— CHALLENGE —
Write out the material exactly, with the pictures left out.

— DATA FOR PROCESSING —
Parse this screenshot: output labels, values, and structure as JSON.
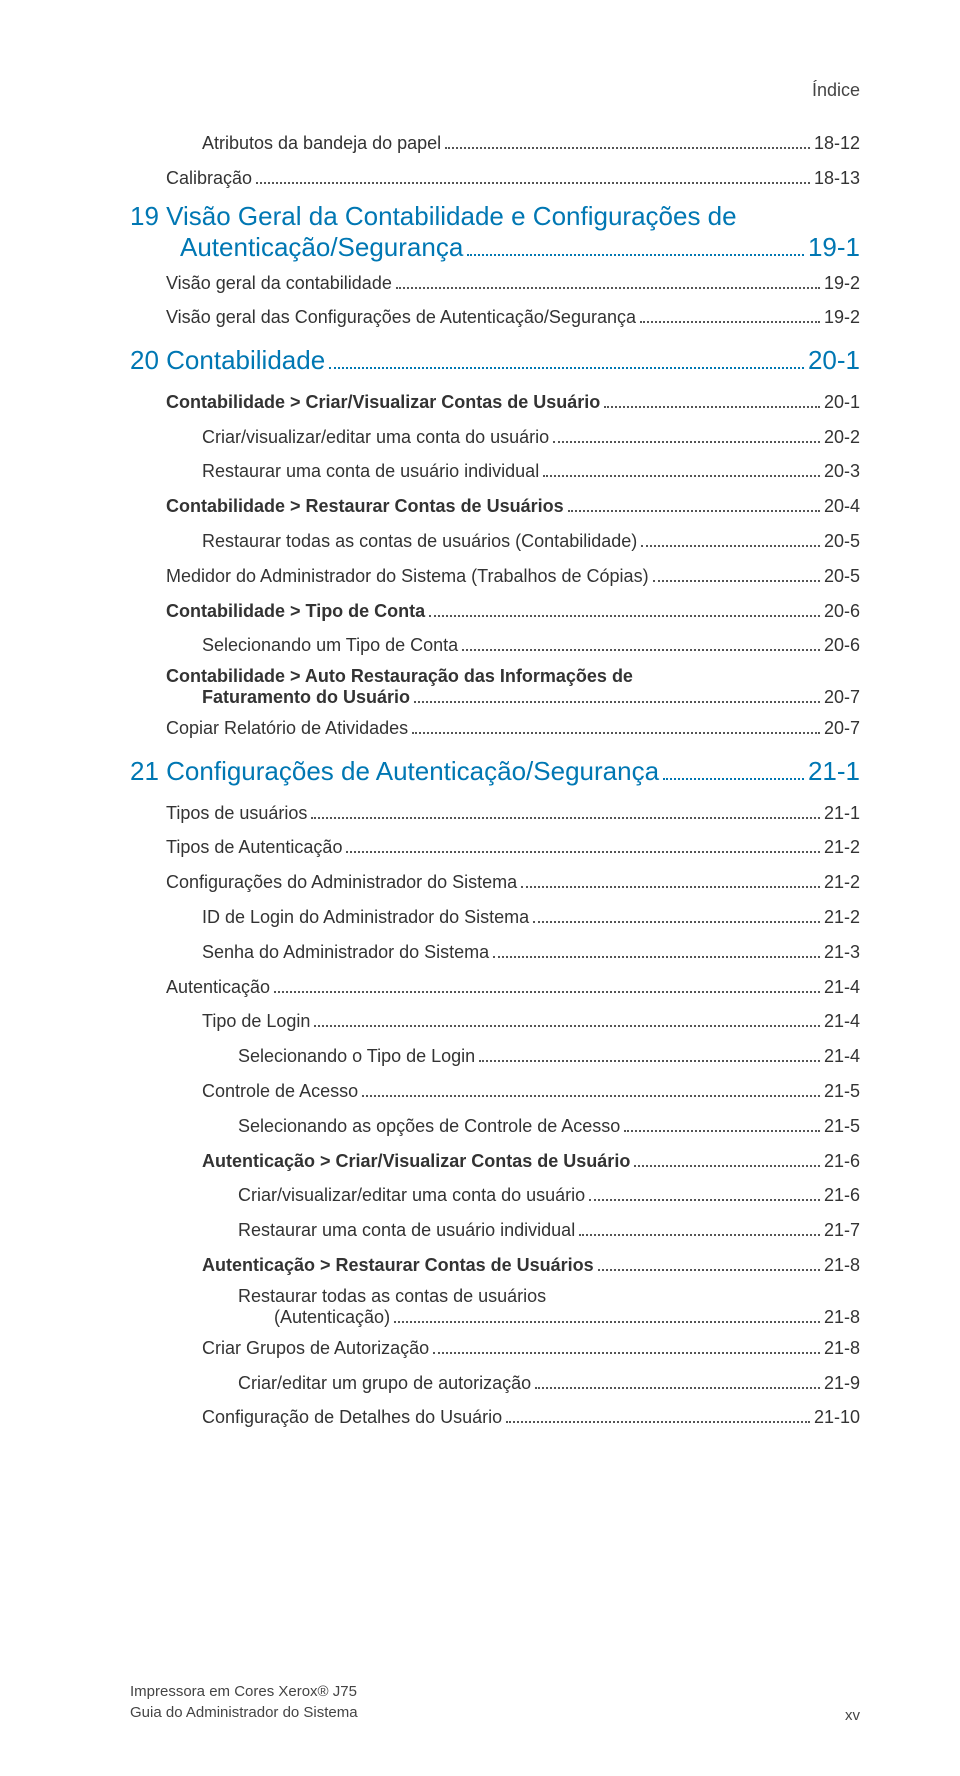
{
  "header": "Índice",
  "toc": [
    {
      "cls": "lvl2",
      "text": "Atributos da bandeja do papel",
      "page": "18-12"
    },
    {
      "cls": "lvl1",
      "text": "Calibração",
      "page": "18-13"
    },
    {
      "cls": "chapter",
      "text": "19 Visão Geral da Contabilidade e Configurações de Autenticação/Segurança",
      "page": "19-1",
      "wrap": true,
      "wrapIndent": 50
    },
    {
      "cls": "lvl1",
      "text": "Visão geral da contabilidade",
      "page": "19-2"
    },
    {
      "cls": "lvl1",
      "text": "Visão geral das Configurações de Autenticação/Segurança",
      "page": "19-2"
    },
    {
      "cls": "chapter",
      "text": "20 Contabilidade",
      "page": "20-1"
    },
    {
      "cls": "lvl1 bold",
      "text": "Contabilidade > Criar/Visualizar Contas de Usuário",
      "page": "20-1"
    },
    {
      "cls": "lvl2",
      "text": "Criar/visualizar/editar uma conta do usuário",
      "page": "20-2"
    },
    {
      "cls": "lvl2",
      "text": "Restaurar uma conta de usuário individual",
      "page": "20-3"
    },
    {
      "cls": "lvl1 bold",
      "text": "Contabilidade > Restaurar Contas de Usuários",
      "page": "20-4"
    },
    {
      "cls": "lvl2",
      "text": "Restaurar todas as contas de usuários (Contabilidade)",
      "page": "20-5"
    },
    {
      "cls": "lvl1",
      "text": "Medidor do Administrador do Sistema (Trabalhos de Cópias)",
      "page": "20-5"
    },
    {
      "cls": "lvl1 bold",
      "text": "Contabilidade > Tipo de Conta",
      "page": "20-6"
    },
    {
      "cls": "lvl2",
      "text": "Selecionando um Tipo de Conta",
      "page": "20-6"
    },
    {
      "cls": "multi",
      "line1": "Contabilidade > Auto Restauração das Informações de",
      "line2": "Faturamento do Usuário",
      "page": "20-7",
      "boldMulti": true
    },
    {
      "cls": "lvl1",
      "text": "Copiar Relatório de Atividades",
      "page": "20-7"
    },
    {
      "cls": "chapter",
      "text": "21 Configurações de Autenticação/Segurança",
      "page": "21-1"
    },
    {
      "cls": "lvl1",
      "text": "Tipos de usuários",
      "page": "21-1"
    },
    {
      "cls": "lvl1",
      "text": "Tipos de Autenticação",
      "page": "21-2"
    },
    {
      "cls": "lvl1",
      "text": "Configurações do Administrador do Sistema",
      "page": "21-2"
    },
    {
      "cls": "lvl2",
      "text": "ID de Login do Administrador do Sistema",
      "page": "21-2"
    },
    {
      "cls": "lvl2",
      "text": "Senha do Administrador do Sistema",
      "page": "21-3"
    },
    {
      "cls": "lvl1",
      "text": "Autenticação",
      "page": "21-4"
    },
    {
      "cls": "lvl2",
      "text": "Tipo de Login",
      "page": "21-4"
    },
    {
      "cls": "lvl3",
      "text": "Selecionando o Tipo de Login",
      "page": "21-4"
    },
    {
      "cls": "lvl2",
      "text": "Controle de Acesso",
      "page": "21-5"
    },
    {
      "cls": "lvl3",
      "text": "Selecionando as opções de Controle de Acesso",
      "page": "21-5"
    },
    {
      "cls": "lvl2 bold",
      "text": "Autenticação > Criar/Visualizar Contas de Usuário",
      "page": "21-6"
    },
    {
      "cls": "lvl3",
      "text": "Criar/visualizar/editar uma conta do usuário",
      "page": "21-6"
    },
    {
      "cls": "lvl3",
      "text": "Restaurar uma conta de usuário individual",
      "page": "21-7"
    },
    {
      "cls": "lvl2 bold",
      "text": "Autenticação > Restaurar Contas de Usuários",
      "page": "21-8"
    },
    {
      "cls": "multi3",
      "line1": "Restaurar todas as contas de usuários",
      "line2": "(Autenticação)",
      "page": "21-8"
    },
    {
      "cls": "lvl2",
      "text": "Criar Grupos de Autorização",
      "page": "21-8"
    },
    {
      "cls": "lvl3",
      "text": "Criar/editar um grupo de autorização",
      "page": "21-9"
    },
    {
      "cls": "lvl2",
      "text": "Configuração de Detalhes do Usuário",
      "page": "21-10"
    }
  ],
  "footer": {
    "line1": "Impressora em Cores Xerox® J75",
    "line2": "Guia do Administrador do Sistema",
    "pageNum": "xv"
  },
  "colors": {
    "link": "#0077b3",
    "text": "#333333",
    "bg": "#ffffff"
  }
}
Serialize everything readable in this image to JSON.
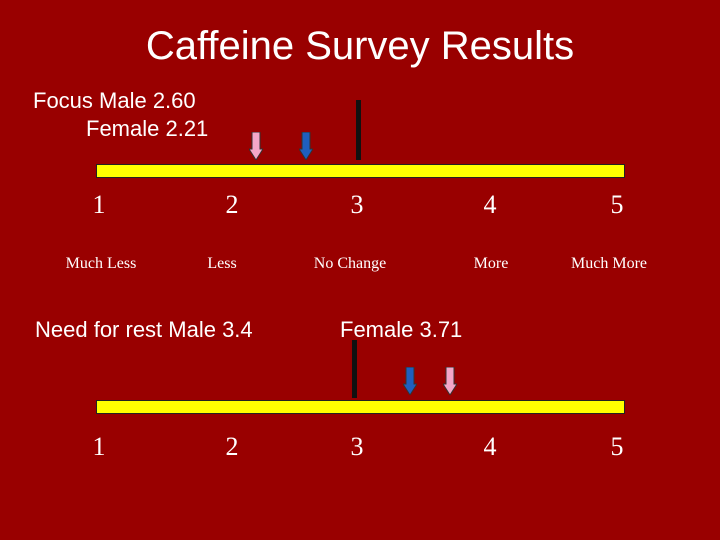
{
  "title": "Caffeine Survey Results",
  "focus": {
    "label_line1": "Focus  Male 2.60",
    "label_line2": "Female 2.21",
    "male": 2.6,
    "female": 2.21
  },
  "rest": {
    "label_male": "Need for rest  Male 3.4",
    "label_female": "Female 3.71",
    "male": 3.4,
    "female": 3.71
  },
  "scale": {
    "numbers": [
      "1",
      "2",
      "3",
      "4",
      "5"
    ],
    "descriptors": [
      "Much Less",
      "Less",
      "No Change",
      "More",
      "Much More"
    ]
  },
  "colors": {
    "background": "#990000",
    "bar": "#ffff00",
    "male_arrow": "#1f5fbf",
    "female_arrow": "#f4a6c8",
    "divider": "#111111"
  }
}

— THE SOLUTION —
Parse this screenshot: output labels, values, and structure as JSON.
{
  "header": "Índice",
  "toc": [
    {
      "cls": "lvl2",
      "text": "Atributos da bandeja do papel",
      "page": "18-12"
    },
    {
      "cls": "lvl1",
      "text": "Calibração",
      "page": "18-13"
    },
    {
      "cls": "chapter",
      "text": "19 Visão Geral da Contabilidade e Configurações de Autenticação/Segurança",
      "page": "19-1",
      "wrap": true,
      "wrapIndent": 50
    },
    {
      "cls": "lvl1",
      "text": "Visão geral da contabilidade",
      "page": "19-2"
    },
    {
      "cls": "lvl1",
      "text": "Visão geral das Configurações de Autenticação/Segurança",
      "page": "19-2"
    },
    {
      "cls": "chapter",
      "text": "20 Contabilidade",
      "page": "20-1"
    },
    {
      "cls": "lvl1 bold",
      "text": "Contabilidade > Criar/Visualizar Contas de Usuário",
      "page": "20-1"
    },
    {
      "cls": "lvl2",
      "text": "Criar/visualizar/editar uma conta do usuário",
      "page": "20-2"
    },
    {
      "cls": "lvl2",
      "text": "Restaurar uma conta de usuário individual",
      "page": "20-3"
    },
    {
      "cls": "lvl1 bold",
      "text": "Contabilidade > Restaurar Contas de Usuários",
      "page": "20-4"
    },
    {
      "cls": "lvl2",
      "text": "Restaurar todas as contas de usuários (Contabilidade)",
      "page": "20-5"
    },
    {
      "cls": "lvl1",
      "text": "Medidor do Administrador do Sistema (Trabalhos de Cópias)",
      "page": "20-5"
    },
    {
      "cls": "lvl1 bold",
      "text": "Contabilidade > Tipo de Conta",
      "page": "20-6"
    },
    {
      "cls": "lvl2",
      "text": "Selecionando um Tipo de Conta",
      "page": "20-6"
    },
    {
      "cls": "multi",
      "line1": "Contabilidade > Auto Restauração das Informações de",
      "line2": "Faturamento do Usuário",
      "page": "20-7",
      "boldMulti": true
    },
    {
      "cls": "lvl1",
      "text": "Copiar Relatório de Atividades",
      "page": "20-7"
    },
    {
      "cls": "chapter",
      "text": "21 Configurações de Autenticação/Segurança",
      "page": "21-1"
    },
    {
      "cls": "lvl1",
      "text": "Tipos de usuários",
      "page": "21-1"
    },
    {
      "cls": "lvl1",
      "text": "Tipos de Autenticação",
      "page": "21-2"
    },
    {
      "cls": "lvl1",
      "text": "Configurações do Administrador do Sistema",
      "page": "21-2"
    },
    {
      "cls": "lvl2",
      "text": "ID de Login do Administrador do Sistema",
      "page": "21-2"
    },
    {
      "cls": "lvl2",
      "text": "Senha do Administrador do Sistema",
      "page": "21-3"
    },
    {
      "cls": "lvl1",
      "text": "Autenticação",
      "page": "21-4"
    },
    {
      "cls": "lvl2",
      "text": "Tipo de Login",
      "page": "21-4"
    },
    {
      "cls": "lvl3",
      "text": "Selecionando o Tipo de Login",
      "page": "21-4"
    },
    {
      "cls": "lvl2",
      "text": "Controle de Acesso",
      "page": "21-5"
    },
    {
      "cls": "lvl3",
      "text": "Selecionando as opções de Controle de Acesso",
      "page": "21-5"
    },
    {
      "cls": "lvl2 bold",
      "text": "Autenticação > Criar/Visualizar Contas de Usuário",
      "page": "21-6"
    },
    {
      "cls": "lvl3",
      "text": "Criar/visualizar/editar uma conta do usuário",
      "page": "21-6"
    },
    {
      "cls": "lvl3",
      "text": "Restaurar uma conta de usuário individual",
      "page": "21-7"
    },
    {
      "cls": "lvl2 bold",
      "text": "Autenticação > Restaurar Contas de Usuários",
      "page": "21-8"
    },
    {
      "cls": "multi3",
      "line1": "Restaurar todas as contas de usuários",
      "line2": "(Autenticação)",
      "page": "21-8"
    },
    {
      "cls": "lvl2",
      "text": "Criar Grupos de Autorização",
      "page": "21-8"
    },
    {
      "cls": "lvl3",
      "text": "Criar/editar um grupo de autorização",
      "page": "21-9"
    },
    {
      "cls": "lvl2",
      "text": "Configuração de Detalhes do Usuário",
      "page": "21-10"
    }
  ],
  "footer": {
    "line1": "Impressora em Cores Xerox® J75",
    "line2": "Guia do Administrador do Sistema",
    "pageNum": "xv"
  },
  "colors": {
    "link": "#0077b3",
    "text": "#333333",
    "bg": "#ffffff"
  }
}
Serialize everything readable in this image to JSON.
{
  "title": "Caffeine Survey Results",
  "focus": {
    "label_line1": "Focus  Male 2.60",
    "label_line2": "Female 2.21",
    "male": 2.6,
    "female": 2.21
  },
  "rest": {
    "label_male": "Need for rest  Male 3.4",
    "label_female": "Female 3.71",
    "male": 3.4,
    "female": 3.71
  },
  "scale": {
    "numbers": [
      "1",
      "2",
      "3",
      "4",
      "5"
    ],
    "descriptors": [
      "Much Less",
      "Less",
      "No Change",
      "More",
      "Much More"
    ]
  },
  "colors": {
    "background": "#990000",
    "bar": "#ffff00",
    "male_arrow": "#1f5fbf",
    "female_arrow": "#f4a6c8",
    "divider": "#111111"
  }
}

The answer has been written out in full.